** START **
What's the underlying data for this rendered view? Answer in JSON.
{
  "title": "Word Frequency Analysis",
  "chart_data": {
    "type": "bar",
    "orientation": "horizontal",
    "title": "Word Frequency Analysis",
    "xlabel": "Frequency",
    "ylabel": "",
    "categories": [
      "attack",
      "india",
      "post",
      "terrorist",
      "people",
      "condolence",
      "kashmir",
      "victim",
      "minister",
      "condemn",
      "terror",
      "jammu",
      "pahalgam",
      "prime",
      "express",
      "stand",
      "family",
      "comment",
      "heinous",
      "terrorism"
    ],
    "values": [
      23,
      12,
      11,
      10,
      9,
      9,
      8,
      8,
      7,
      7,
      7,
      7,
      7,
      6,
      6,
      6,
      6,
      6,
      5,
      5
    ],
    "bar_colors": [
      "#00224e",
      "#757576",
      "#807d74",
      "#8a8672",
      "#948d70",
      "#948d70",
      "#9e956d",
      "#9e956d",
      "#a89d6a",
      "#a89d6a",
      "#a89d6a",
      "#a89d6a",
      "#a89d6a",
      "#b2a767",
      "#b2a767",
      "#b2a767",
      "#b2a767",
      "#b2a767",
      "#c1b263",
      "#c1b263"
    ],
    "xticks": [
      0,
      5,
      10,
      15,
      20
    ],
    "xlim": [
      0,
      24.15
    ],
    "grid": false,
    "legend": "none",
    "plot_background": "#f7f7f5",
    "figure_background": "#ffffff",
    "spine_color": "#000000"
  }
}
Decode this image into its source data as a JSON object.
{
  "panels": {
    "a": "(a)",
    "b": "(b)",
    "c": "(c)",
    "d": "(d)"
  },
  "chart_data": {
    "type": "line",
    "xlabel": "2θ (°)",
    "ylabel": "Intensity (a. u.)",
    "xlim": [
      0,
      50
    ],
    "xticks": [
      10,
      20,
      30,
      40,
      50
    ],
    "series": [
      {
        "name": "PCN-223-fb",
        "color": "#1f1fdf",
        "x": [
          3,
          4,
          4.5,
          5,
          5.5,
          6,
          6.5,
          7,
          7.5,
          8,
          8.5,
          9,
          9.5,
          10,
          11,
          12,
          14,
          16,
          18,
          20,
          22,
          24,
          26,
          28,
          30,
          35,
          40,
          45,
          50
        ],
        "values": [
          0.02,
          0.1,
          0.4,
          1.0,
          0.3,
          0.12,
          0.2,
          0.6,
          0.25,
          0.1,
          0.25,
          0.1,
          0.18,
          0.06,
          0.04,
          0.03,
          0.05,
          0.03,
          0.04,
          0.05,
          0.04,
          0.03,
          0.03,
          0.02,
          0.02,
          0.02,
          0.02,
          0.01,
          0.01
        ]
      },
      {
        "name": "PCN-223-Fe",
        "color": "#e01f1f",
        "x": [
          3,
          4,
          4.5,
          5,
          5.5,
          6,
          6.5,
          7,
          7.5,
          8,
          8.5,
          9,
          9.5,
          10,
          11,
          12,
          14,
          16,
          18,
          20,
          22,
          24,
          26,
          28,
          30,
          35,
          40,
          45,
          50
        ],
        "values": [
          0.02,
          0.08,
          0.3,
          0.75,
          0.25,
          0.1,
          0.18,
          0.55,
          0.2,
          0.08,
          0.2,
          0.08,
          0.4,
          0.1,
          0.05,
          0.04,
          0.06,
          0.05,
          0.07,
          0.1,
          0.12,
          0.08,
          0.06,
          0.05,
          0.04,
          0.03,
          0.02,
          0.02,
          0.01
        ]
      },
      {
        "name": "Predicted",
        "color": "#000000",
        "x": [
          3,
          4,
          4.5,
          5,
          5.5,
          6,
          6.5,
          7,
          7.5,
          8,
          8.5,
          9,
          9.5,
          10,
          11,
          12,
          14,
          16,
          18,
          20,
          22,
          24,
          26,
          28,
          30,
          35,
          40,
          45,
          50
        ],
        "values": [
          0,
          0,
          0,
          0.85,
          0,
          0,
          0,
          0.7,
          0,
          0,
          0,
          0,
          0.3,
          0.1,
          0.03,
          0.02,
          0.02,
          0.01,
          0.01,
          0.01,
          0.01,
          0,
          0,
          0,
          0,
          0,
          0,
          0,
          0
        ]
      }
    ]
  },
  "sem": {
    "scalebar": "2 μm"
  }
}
** END **
:: TASK TO CARRY OUT ::
Transcribe every line of the data, exactly as it stands.

:: REPLY TO THE TASK ::
What's the underlying data for this rendered view? Answer in JSON.
{
  "title": "Word Frequency Analysis",
  "chart_data": {
    "type": "bar",
    "orientation": "horizontal",
    "title": "Word Frequency Analysis",
    "xlabel": "Frequency",
    "ylabel": "",
    "categories": [
      "attack",
      "india",
      "post",
      "terrorist",
      "people",
      "condolence",
      "kashmir",
      "victim",
      "minister",
      "condemn",
      "terror",
      "jammu",
      "pahalgam",
      "prime",
      "express",
      "stand",
      "family",
      "comment",
      "heinous",
      "terrorism"
    ],
    "values": [
      23,
      12,
      11,
      10,
      9,
      9,
      8,
      8,
      7,
      7,
      7,
      7,
      7,
      6,
      6,
      6,
      6,
      6,
      5,
      5
    ],
    "bar_colors": [
      "#00224e",
      "#757576",
      "#807d74",
      "#8a8672",
      "#948d70",
      "#948d70",
      "#9e956d",
      "#9e956d",
      "#a89d6a",
      "#a89d6a",
      "#a89d6a",
      "#a89d6a",
      "#a89d6a",
      "#b2a767",
      "#b2a767",
      "#b2a767",
      "#b2a767",
      "#b2a767",
      "#c1b263",
      "#c1b263"
    ],
    "xticks": [
      0,
      5,
      10,
      15,
      20
    ],
    "xlim": [
      0,
      24.15
    ],
    "grid": false,
    "legend": "none",
    "plot_background": "#f7f7f5",
    "figure_background": "#ffffff",
    "spine_color": "#000000"
  }
}
Decode this image into its source data as a JSON object.
{
  "panels": {
    "a": "(a)",
    "b": "(b)",
    "c": "(c)",
    "d": "(d)"
  },
  "chart_data": {
    "type": "line",
    "xlabel": "2θ (°)",
    "ylabel": "Intensity (a. u.)",
    "xlim": [
      0,
      50
    ],
    "xticks": [
      10,
      20,
      30,
      40,
      50
    ],
    "series": [
      {
        "name": "PCN-223-fb",
        "color": "#1f1fdf",
        "x": [
          3,
          4,
          4.5,
          5,
          5.5,
          6,
          6.5,
          7,
          7.5,
          8,
          8.5,
          9,
          9.5,
          10,
          11,
          12,
          14,
          16,
          18,
          20,
          22,
          24,
          26,
          28,
          30,
          35,
          40,
          45,
          50
        ],
        "values": [
          0.02,
          0.1,
          0.4,
          1.0,
          0.3,
          0.12,
          0.2,
          0.6,
          0.25,
          0.1,
          0.25,
          0.1,
          0.18,
          0.06,
          0.04,
          0.03,
          0.05,
          0.03,
          0.04,
          0.05,
          0.04,
          0.03,
          0.03,
          0.02,
          0.02,
          0.02,
          0.02,
          0.01,
          0.01
        ]
      },
      {
        "name": "PCN-223-Fe",
        "color": "#e01f1f",
        "x": [
          3,
          4,
          4.5,
          5,
          5.5,
          6,
          6.5,
          7,
          7.5,
          8,
          8.5,
          9,
          9.5,
          10,
          11,
          12,
          14,
          16,
          18,
          20,
          22,
          24,
          26,
          28,
          30,
          35,
          40,
          45,
          50
        ],
        "values": [
          0.02,
          0.08,
          0.3,
          0.75,
          0.25,
          0.1,
          0.18,
          0.55,
          0.2,
          0.08,
          0.2,
          0.08,
          0.4,
          0.1,
          0.05,
          0.04,
          0.06,
          0.05,
          0.07,
          0.1,
          0.12,
          0.08,
          0.06,
          0.05,
          0.04,
          0.03,
          0.02,
          0.02,
          0.01
        ]
      },
      {
        "name": "Predicted",
        "color": "#000000",
        "x": [
          3,
          4,
          4.5,
          5,
          5.5,
          6,
          6.5,
          7,
          7.5,
          8,
          8.5,
          9,
          9.5,
          10,
          11,
          12,
          14,
          16,
          18,
          20,
          22,
          24,
          26,
          28,
          30,
          35,
          40,
          45,
          50
        ],
        "values": [
          0,
          0,
          0,
          0.85,
          0,
          0,
          0,
          0.7,
          0,
          0,
          0,
          0,
          0.3,
          0.1,
          0.03,
          0.02,
          0.02,
          0.01,
          0.01,
          0.01,
          0.01,
          0,
          0,
          0,
          0,
          0,
          0,
          0,
          0
        ]
      }
    ]
  },
  "sem": {
    "scalebar": "2 μm"
  }
}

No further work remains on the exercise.